What the exercise asks: Whenever a line below holds the word "SOMPTING", copy that line.

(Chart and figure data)
+++

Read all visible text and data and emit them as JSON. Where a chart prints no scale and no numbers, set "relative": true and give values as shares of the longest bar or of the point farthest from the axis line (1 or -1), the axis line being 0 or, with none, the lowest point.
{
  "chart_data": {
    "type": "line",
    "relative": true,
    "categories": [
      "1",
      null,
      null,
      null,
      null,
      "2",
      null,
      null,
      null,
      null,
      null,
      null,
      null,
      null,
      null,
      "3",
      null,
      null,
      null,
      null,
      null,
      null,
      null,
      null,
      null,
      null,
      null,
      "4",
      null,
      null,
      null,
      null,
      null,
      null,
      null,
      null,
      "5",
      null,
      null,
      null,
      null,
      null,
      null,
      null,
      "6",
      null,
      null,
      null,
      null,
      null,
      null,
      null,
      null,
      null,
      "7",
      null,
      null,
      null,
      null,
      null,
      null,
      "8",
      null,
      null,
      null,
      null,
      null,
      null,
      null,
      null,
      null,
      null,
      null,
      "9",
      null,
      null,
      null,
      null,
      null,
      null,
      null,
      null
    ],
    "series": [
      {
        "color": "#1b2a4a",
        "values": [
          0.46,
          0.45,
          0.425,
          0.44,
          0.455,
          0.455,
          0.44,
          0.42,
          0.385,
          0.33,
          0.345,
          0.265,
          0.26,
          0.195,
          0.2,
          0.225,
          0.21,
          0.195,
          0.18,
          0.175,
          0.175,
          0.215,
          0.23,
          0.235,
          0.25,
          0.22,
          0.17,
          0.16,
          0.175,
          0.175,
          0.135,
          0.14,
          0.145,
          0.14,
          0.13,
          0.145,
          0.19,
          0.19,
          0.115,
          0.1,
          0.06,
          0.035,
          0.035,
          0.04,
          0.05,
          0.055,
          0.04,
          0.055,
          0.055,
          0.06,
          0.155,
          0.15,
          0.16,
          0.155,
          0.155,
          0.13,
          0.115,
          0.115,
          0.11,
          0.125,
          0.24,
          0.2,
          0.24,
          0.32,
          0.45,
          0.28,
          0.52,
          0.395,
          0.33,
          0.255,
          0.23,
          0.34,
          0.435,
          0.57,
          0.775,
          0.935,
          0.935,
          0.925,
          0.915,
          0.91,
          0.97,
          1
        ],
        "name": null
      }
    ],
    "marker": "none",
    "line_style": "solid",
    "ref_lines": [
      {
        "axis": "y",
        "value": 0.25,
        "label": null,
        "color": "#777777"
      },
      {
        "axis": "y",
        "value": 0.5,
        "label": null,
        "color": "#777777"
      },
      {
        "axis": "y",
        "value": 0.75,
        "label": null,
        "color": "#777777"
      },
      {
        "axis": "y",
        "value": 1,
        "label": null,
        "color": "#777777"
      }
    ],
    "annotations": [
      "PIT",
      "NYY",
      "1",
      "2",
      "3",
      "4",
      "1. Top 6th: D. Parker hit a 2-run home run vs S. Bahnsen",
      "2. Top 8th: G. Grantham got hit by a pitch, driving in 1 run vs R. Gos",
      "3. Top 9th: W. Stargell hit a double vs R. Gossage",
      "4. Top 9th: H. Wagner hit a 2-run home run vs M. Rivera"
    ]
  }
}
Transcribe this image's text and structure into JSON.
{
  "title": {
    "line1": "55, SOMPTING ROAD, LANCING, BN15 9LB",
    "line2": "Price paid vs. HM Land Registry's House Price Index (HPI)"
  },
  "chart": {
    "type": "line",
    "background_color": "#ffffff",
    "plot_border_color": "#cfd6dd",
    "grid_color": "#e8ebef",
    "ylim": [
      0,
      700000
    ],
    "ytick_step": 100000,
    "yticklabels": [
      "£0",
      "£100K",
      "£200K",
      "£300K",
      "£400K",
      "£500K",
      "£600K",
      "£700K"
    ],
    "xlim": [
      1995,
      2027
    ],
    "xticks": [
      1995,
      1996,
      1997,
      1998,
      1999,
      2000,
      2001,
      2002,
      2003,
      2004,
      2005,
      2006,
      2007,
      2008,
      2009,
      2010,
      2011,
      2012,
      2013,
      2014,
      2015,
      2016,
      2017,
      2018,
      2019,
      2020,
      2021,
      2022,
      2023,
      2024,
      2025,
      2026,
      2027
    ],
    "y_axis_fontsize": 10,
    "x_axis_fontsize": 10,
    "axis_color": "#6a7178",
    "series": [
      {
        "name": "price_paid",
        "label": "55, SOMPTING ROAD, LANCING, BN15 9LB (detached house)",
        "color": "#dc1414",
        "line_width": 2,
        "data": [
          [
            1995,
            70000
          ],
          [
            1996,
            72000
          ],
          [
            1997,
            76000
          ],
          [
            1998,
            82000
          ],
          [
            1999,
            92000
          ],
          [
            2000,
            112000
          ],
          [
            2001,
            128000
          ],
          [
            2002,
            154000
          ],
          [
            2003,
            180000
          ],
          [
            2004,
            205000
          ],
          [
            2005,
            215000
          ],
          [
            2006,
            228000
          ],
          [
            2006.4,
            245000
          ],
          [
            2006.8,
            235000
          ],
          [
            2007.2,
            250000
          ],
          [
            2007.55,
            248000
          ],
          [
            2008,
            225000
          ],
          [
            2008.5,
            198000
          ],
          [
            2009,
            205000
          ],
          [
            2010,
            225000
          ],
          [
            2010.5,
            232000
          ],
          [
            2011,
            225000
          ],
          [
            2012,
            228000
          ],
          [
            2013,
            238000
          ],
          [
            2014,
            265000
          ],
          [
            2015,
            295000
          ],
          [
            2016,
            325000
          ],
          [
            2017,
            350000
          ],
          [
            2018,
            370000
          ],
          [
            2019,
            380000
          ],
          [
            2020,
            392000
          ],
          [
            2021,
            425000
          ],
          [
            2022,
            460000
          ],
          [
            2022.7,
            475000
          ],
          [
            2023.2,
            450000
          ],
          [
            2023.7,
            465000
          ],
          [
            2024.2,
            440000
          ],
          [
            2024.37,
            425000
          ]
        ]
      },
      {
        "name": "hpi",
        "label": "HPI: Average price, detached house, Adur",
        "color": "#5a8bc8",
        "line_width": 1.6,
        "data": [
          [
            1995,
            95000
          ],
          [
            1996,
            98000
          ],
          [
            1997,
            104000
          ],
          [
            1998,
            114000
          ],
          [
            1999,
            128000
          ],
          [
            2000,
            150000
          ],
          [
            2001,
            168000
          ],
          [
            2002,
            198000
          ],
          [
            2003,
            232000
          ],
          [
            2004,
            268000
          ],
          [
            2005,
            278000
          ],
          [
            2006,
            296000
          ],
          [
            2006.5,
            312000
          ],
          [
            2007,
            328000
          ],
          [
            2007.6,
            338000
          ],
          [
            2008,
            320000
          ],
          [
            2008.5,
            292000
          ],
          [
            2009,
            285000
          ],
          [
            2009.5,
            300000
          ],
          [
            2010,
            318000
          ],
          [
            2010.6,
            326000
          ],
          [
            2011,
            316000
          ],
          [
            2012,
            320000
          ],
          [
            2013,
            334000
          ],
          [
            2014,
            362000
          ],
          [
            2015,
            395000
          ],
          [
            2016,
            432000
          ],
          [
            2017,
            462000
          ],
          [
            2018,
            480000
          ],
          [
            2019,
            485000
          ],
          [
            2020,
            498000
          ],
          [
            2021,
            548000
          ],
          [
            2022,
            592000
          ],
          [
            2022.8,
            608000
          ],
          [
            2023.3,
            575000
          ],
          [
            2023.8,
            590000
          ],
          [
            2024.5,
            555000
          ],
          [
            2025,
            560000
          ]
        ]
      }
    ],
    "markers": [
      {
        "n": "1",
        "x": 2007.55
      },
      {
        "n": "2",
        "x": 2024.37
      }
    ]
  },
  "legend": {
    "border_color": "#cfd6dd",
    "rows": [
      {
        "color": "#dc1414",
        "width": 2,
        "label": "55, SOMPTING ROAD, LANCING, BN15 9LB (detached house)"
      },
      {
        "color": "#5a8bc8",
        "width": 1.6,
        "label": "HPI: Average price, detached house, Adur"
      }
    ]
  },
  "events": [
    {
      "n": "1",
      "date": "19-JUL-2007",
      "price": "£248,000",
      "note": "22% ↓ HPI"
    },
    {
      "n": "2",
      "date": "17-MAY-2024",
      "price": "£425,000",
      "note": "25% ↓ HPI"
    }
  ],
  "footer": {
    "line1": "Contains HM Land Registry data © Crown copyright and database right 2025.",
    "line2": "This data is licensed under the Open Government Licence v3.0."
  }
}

+++

Reply to the exercise:
    "line1": "55, SOMPTING ROAD, LANCING, BN15 9LB",
        "label": "55, SOMPTING ROAD, LANCING, BN15 9LB (detached house)",
        "label": "55, SOMPTING ROAD, LANCING, BN15 9LB (detached house)"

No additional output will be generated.